DATA ENTRIES:
========================================================================
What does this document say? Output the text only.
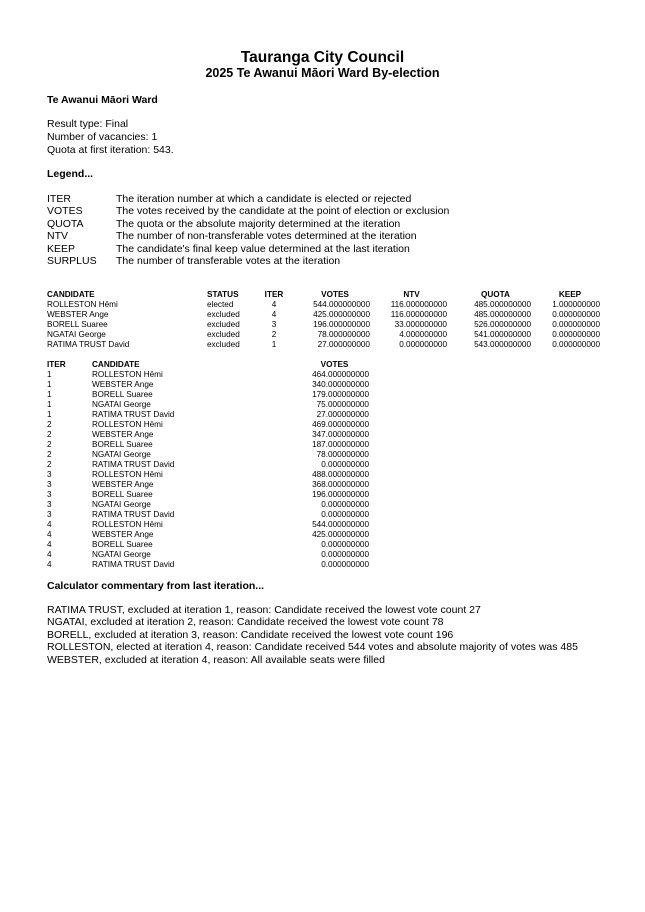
Tauranga City Council
2025 Te Awanui Māori Ward By-election
Te Awanui Māori Ward
Result type: Final
Number of vacancies: 1
Quota at first iteration: 543.
Legend...
ITER	The iteration number at which a candidate is elected or rejected
VOTES	The votes received by the candidate at the point of election or exclusion
QUOTA	The quota or the absolute majority determined at the iteration
NTV	The number of non-transferable votes determined at the iteration
KEEP	The candidate's final keep value determined at the last iteration
SURPLUS The number of transferable votes at the iteration
CANDIDATE	STATUS	ITER	VOTES	NTV	QUOTA	KEEP
ROLLESTON Hēmi	elected	4	544.000000000	116.000000000	485.000000000	1.000000000
WEBSTER Ange	excluded	4	425.000000000	116.000000000	485.000000000	0.000000000
BORELL Suaree	excluded	3	196.000000000	33.000000000	526.000000000	0.000000000
NGATAI George	excluded	2	78.000000000	4.000000000	541.000000000	0.000000000
RATIMA TRUST David	excluded	1	27.000000000	0.000000000	543.000000000	0.000000000
ITER	CANDIDATE	VOTES
1	ROLLESTON Hēmi	464.000000000
1	WEBSTER Ange	340.000000000
1	BORELL Suaree	179.000000000
1	NGATAI George	75.000000000
1	RATIMA TRUST David	27.000000000
2	ROLLESTON Hēmi	469.000000000
2	WEBSTER Ange	347.000000000
2	BORELL Suaree	187.000000000
2	NGATAI George	78.000000000
2	RATIMA TRUST David	0.000000000
3	ROLLESTON Hēmi	488.000000000
3	WEBSTER Ange	368.000000000
3	BORELL Suaree	196.000000000
3	NGATAI George	0.000000000
3	RATIMA TRUST David	0.000000000
4	ROLLESTON Hēmi	544.000000000
4	WEBSTER Ange	425.000000000
4	BORELL Suaree	0.000000000
4	NGATAI George	0.000000000
4	RATIMA TRUST David	0.000000000
Calculator commentary from last iteration...
RATIMA TRUST, excluded at iteration 1, reason: Candidate received the lowest vote count 27
NGATAI, excluded at iteration 2, reason: Candidate received the lowest vote count 78
BORELL, excluded at iteration 3, reason: Candidate received the lowest vote count 196
ROLLESTON, elected at iteration 4, reason: Candidate received 544 votes and absolute majority of votes was 485
WEBSTER, excluded at iteration 4, reason: All available seats were filled
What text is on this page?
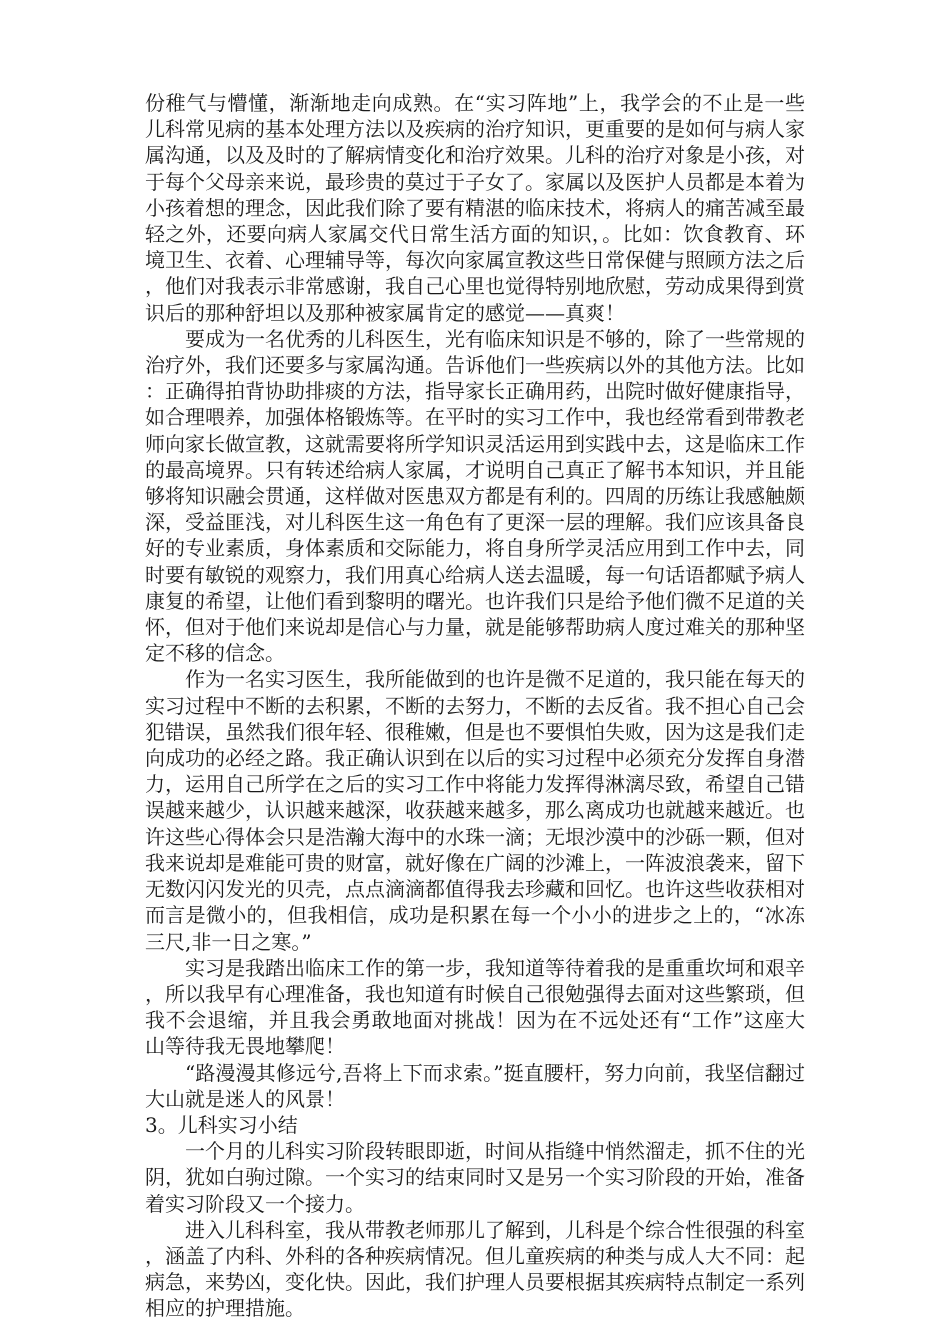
份稚气与懵懂，渐渐地走向成熟。在“实习阵地”上，我学会的不止是一些儿科常见病的基本处理方法以及疾病的治疗知识，更重要的是如何与病人家属沟通，以及及时的了解病情变化和治疗效果。儿科的治疗对象是小孩，对于每个父母亲来说，最珍贵的莫过于子女了。家属以及医护人员都是本着为小孩着想的理念，因此我们除了要有精湛的临床技术，将病人的痛苦减至最轻之外，还要向病人家属交代日常生活方面的知识，。比如：饮食教育、环境卫生、衣着、心理辅导等，每次向家属宣教这些日常保健与照顾方法之后，他们对我表示非常感谢，我自己心里也觉得特别地欣慰，劳动成果得到赏识后的那种舒坦以及那种被家属肯定的感觉——真爽！

要成为一名优秀的儿科医生，光有临床知识是不够的，除了一些常规的治疗外，我们还要多与家属沟通。告诉他们一些疾病以外的其他方法。比如：正确得拍背协助排痰的方法，指导家长正确用药，出院时做好健康指导，如合理喂养，加强体格锻炼等。在平时的实习工作中，我也经常看到带教老师向家长做宣教，这就需要将所学知识灵活运用到实践中去，这是临床工作的最高境界。只有转述给病人家属，才说明自己真正了解书本知识，并且能够将知识融会贯通，这样做对医患双方都是有利的。四周的历练让我感触颇深，受益匪浅，对儿科医生这一角色有了更深一层的理解。我们应该具备良好的专业素质，身体素质和交际能力，将自身所学灵活应用到工作中去，同时要有敏锐的观察力，我们用真心给病人送去温暖，每一句话语都赋予病人康复的希望，让他们看到黎明的曙光。也许我们只是给予他们微不足道的关怀，但对于他们来说却是信心与力量，就是能够帮助病人度过难关的那种坚定不移的信念。

作为一名实习医生，我所能做到的也许是微不足道的，我只能在每天的实习过程中不断的去积累，不断的去努力，不断的去反省。我不担心自己会犯错误，虽然我们很年轻、很稚嫩，但是也不要惧怕失败，因为这是我们走向成功的必经之路。我正确认识到在以后的实习过程中必须充分发挥自身潜力，运用自己所学在之后的实习工作中将能力发挥得淋漓尽致，希望自己错误越来越少，认识越来越深，收获越来越多，那么离成功也就越来越近。也许这些心得体会只是浩瀚大海中的水珠一滴；无垠沙漠中的沙砾一颗，但对我来说却是难能可贵的财富，就好像在广阔的沙滩上，一阵波浪袭来，留下无数闪闪发光的贝壳，点点滴滴都值得我去珍藏和回忆。也许这些收获相对而言是微小的，但我相信，成功是积累在每一个小小的进步之上的，“冰冻三尺,非一日之寒。”

实习是我踏出临床工作的第一步，我知道等待着我的是重重坎坷和艰辛，所以我早有心理准备，我也知道有时候自己很勉强得去面对这些繁琐，但我不会退缩，并且我会勇敢地面对挑战！因为在不远处还有“工作”这座大山等待我无畏地攀爬！

“路漫漫其修远兮,吾将上下而求索。”挺直腰杆，努力向前，我坚信翻过大山就是迷人的风景！

3。儿科实习小结

一个月的儿科实习阶段转眼即逝，时间从指缝中悄然溜走，抓不住的光阴，犹如白驹过隙。一个实习的结束同时又是另一个实习阶段的开始，准备着实习阶段又一个接力。

进入儿科科室，我从带教老师那儿了解到，儿科是个综合性很强的科室，涵盖了内科、外科的各种疾病情况。但儿童疾病的种类与成人大不同：起病急，来势凶，变化快。因此，我们护理人员要根据其疾病特点制定一系列相应的护理措施。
========================================================================
THE TASK:
Reproduce the whole listing word for word, setting aside any pictures.

OUTPUT BELOW:
What does this document say? Output the text only.
Tauranga City Council
2025 Te Awanui Māori Ward By-election
Te Awanui Māori Ward
Result type: Final
Number of vacancies: 1
Quota at first iteration: 543.
Legend...
ITER	The iteration number at which a candidate is elected or rejected
VOTES	The votes received by the candidate at the point of election or exclusion
QUOTA	The quota or the absolute majority determined at the iteration
NTV	The number of non-transferable votes determined at the iteration
KEEP	The candidate's final keep value determined at the last iteration
SURPLUS The number of transferable votes at the iteration
CANDIDATE	STATUS	ITER	VOTES	NTV	QUOTA	KEEP
ROLLESTON Hēmi	elected	4	544.000000000	116.000000000	485.000000000	1.000000000
WEBSTER Ange	excluded	4	425.000000000	116.000000000	485.000000000	0.000000000
BORELL Suaree	excluded	3	196.000000000	33.000000000	526.000000000	0.000000000
NGATAI George	excluded	2	78.000000000	4.000000000	541.000000000	0.000000000
RATIMA TRUST David	excluded	1	27.000000000	0.000000000	543.000000000	0.000000000
ITER	CANDIDATE	VOTES
1	ROLLESTON Hēmi	464.000000000
1	WEBSTER Ange	340.000000000
1	BORELL Suaree	179.000000000
1	NGATAI George	75.000000000
1	RATIMA TRUST David	27.000000000
2	ROLLESTON Hēmi	469.000000000
2	WEBSTER Ange	347.000000000
2	BORELL Suaree	187.000000000
2	NGATAI George	78.000000000
2	RATIMA TRUST David	0.000000000
3	ROLLESTON Hēmi	488.000000000
3	WEBSTER Ange	368.000000000
3	BORELL Suaree	196.000000000
3	NGATAI George	0.000000000
3	RATIMA TRUST David	0.000000000
4	ROLLESTON Hēmi	544.000000000
4	WEBSTER Ange	425.000000000
4	BORELL Suaree	0.000000000
4	NGATAI George	0.000000000
4	RATIMA TRUST David	0.000000000
Calculator commentary from last iteration...
RATIMA TRUST, excluded at iteration 1, reason: Candidate received the lowest vote count 27
NGATAI, excluded at iteration 2, reason: Candidate received the lowest vote count 78
BORELL, excluded at iteration 3, reason: Candidate received the lowest vote count 196
ROLLESTON, elected at iteration 4, reason: Candidate received 544 votes and absolute majority of votes was 485
WEBSTER, excluded at iteration 4, reason: All available seats were filled
What text is on this page?
份稚气与懵懂，渐渐地走向成熟。在“实习阵地”上，我学会的不止是一些儿科常见病的基本处理方法以及疾病的治疗知识，更重要的是如何与病人家属沟通，以及及时的了解病情变化和治疗效果。儿科的治疗对象是小孩，对于每个父母亲来说，最珍贵的莫过于子女了。家属以及医护人员都是本着为小孩着想的理念，因此我们除了要有精湛的临床技术，将病人的痛苦减至最轻之外，还要向病人家属交代日常生活方面的知识，。比如：饮食教育、环境卫生、衣着、心理辅导等，每次向家属宣教这些日常保健与照顾方法之后，他们对我表示非常感谢，我自己心里也觉得特别地欣慰，劳动成果得到赏识后的那种舒坦以及那种被家属肯定的感觉——真爽！

要成为一名优秀的儿科医生，光有临床知识是不够的，除了一些常规的治疗外，我们还要多与家属沟通。告诉他们一些疾病以外的其他方法。比如：正确得拍背协助排痰的方法，指导家长正确用药，出院时做好健康指导，如合理喂养，加强体格锻炼等。在平时的实习工作中，我也经常看到带教老师向家长做宣教，这就需要将所学知识灵活运用到实践中去，这是临床工作的最高境界。只有转述给病人家属，才说明自己真正了解书本知识，并且能够将知识融会贯通，这样做对医患双方都是有利的。四周的历练让我感触颇深，受益匪浅，对儿科医生这一角色有了更深一层的理解。我们应该具备良好的专业素质，身体素质和交际能力，将自身所学灵活应用到工作中去，同时要有敏锐的观察力，我们用真心给病人送去温暖，每一句话语都赋予病人康复的希望，让他们看到黎明的曙光。也许我们只是给予他们微不足道的关怀，但对于他们来说却是信心与力量，就是能够帮助病人度过难关的那种坚定不移的信念。

作为一名实习医生，我所能做到的也许是微不足道的，我只能在每天的实习过程中不断的去积累，不断的去努力，不断的去反省。我不担心自己会犯错误，虽然我们很年轻、很稚嫩，但是也不要惧怕失败，因为这是我们走向成功的必经之路。我正确认识到在以后的实习过程中必须充分发挥自身潜力，运用自己所学在之后的实习工作中将能力发挥得淋漓尽致，希望自己错误越来越少，认识越来越深，收获越来越多，那么离成功也就越来越近。也许这些心得体会只是浩瀚大海中的水珠一滴；无垠沙漠中的沙砾一颗，但对我来说却是难能可贵的财富，就好像在广阔的沙滩上，一阵波浪袭来，留下无数闪闪发光的贝壳，点点滴滴都值得我去珍藏和回忆。也许这些收获相对而言是微小的，但我相信，成功是积累在每一个小小的进步之上的，“冰冻三尺,非一日之寒。”

实习是我踏出临床工作的第一步，我知道等待着我的是重重坎坷和艰辛，所以我早有心理准备，我也知道有时候自己很勉强得去面对这些繁琐，但我不会退缩，并且我会勇敢地面对挑战！因为在不远处还有“工作”这座大山等待我无畏地攀爬！

“路漫漫其修远兮,吾将上下而求索。”挺直腰杆，努力向前，我坚信翻过大山就是迷人的风景！

3。儿科实习小结

一个月的儿科实习阶段转眼即逝，时间从指缝中悄然溜走，抓不住的光阴，犹如白驹过隙。一个实习的结束同时又是另一个实习阶段的开始，准备着实习阶段又一个接力。

进入儿科科室，我从带教老师那儿了解到，儿科是个综合性很强的科室，涵盖了内科、外科的各种疾病情况。但儿童疾病的种类与成人大不同：起病急，来势凶，变化快。因此，我们护理人员要根据其疾病特点制定一系列相应的护理措施。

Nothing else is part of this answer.